### Entries
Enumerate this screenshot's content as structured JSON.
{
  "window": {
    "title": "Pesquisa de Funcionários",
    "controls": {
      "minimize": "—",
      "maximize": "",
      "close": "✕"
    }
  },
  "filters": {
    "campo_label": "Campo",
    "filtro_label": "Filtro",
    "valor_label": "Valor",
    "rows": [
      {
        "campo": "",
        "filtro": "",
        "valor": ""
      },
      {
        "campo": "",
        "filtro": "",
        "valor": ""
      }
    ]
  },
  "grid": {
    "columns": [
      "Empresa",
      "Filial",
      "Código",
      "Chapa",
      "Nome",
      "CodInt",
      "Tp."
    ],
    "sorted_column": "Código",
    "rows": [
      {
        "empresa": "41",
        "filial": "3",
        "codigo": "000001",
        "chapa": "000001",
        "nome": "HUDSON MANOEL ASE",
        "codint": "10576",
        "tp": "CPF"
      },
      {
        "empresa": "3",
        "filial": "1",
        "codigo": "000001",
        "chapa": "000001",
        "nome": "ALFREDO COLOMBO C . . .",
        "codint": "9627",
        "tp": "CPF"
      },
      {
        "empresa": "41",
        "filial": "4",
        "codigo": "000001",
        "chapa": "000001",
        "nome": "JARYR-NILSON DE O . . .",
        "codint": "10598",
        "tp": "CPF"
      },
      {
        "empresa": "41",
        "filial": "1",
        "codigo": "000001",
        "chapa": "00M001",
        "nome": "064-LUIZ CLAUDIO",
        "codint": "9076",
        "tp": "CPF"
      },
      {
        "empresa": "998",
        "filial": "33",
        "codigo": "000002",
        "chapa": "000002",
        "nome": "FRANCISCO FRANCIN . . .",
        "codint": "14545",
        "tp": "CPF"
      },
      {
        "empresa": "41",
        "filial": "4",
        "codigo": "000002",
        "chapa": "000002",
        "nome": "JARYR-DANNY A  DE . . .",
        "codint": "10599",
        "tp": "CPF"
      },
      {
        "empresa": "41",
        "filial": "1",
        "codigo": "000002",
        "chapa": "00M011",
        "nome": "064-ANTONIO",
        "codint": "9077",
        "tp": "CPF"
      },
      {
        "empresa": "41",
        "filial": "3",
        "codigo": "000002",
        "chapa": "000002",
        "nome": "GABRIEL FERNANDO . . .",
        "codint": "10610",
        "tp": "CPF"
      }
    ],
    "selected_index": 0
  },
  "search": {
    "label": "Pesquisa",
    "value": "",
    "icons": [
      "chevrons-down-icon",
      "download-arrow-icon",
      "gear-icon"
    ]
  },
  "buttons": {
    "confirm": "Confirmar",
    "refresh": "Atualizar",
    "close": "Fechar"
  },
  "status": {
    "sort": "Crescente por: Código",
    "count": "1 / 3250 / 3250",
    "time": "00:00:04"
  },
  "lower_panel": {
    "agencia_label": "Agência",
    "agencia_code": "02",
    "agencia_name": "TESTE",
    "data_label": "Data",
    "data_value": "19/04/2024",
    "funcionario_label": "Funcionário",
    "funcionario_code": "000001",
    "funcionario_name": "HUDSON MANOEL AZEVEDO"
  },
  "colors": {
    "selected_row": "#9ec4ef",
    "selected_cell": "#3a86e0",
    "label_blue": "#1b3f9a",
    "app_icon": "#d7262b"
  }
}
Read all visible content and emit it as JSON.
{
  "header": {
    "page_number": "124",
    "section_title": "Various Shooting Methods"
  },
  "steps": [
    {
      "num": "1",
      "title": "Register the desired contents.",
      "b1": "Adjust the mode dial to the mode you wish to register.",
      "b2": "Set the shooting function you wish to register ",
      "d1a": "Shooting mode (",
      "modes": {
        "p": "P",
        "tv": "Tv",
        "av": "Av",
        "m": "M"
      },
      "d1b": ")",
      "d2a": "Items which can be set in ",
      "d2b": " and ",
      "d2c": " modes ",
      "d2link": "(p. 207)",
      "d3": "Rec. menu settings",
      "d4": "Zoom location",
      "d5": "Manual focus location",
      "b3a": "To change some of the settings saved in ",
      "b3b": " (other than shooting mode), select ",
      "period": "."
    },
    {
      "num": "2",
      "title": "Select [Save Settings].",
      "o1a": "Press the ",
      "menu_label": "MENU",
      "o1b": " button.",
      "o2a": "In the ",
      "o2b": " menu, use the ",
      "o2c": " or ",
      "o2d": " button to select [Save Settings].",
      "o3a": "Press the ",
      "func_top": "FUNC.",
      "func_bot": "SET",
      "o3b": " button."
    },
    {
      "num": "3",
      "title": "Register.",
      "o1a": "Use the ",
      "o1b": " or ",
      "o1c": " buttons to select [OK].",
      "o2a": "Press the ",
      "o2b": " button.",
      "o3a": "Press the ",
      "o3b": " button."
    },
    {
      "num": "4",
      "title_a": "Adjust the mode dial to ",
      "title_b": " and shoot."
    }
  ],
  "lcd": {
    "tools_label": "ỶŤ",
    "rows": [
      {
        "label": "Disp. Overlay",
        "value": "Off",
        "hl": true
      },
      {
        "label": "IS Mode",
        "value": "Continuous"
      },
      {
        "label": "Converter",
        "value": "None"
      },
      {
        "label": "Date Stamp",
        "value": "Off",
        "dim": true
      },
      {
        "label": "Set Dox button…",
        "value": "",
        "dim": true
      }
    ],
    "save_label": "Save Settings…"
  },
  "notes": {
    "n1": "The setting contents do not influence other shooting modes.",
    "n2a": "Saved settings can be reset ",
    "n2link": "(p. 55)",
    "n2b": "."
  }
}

### Required task
Go through the material above and copy each line that has the word "MANOEL".

### Correct answer
        "nome": "HUDSON MANOEL ASE",
    "funcionario_name": "HUDSON MANOEL AZEVEDO"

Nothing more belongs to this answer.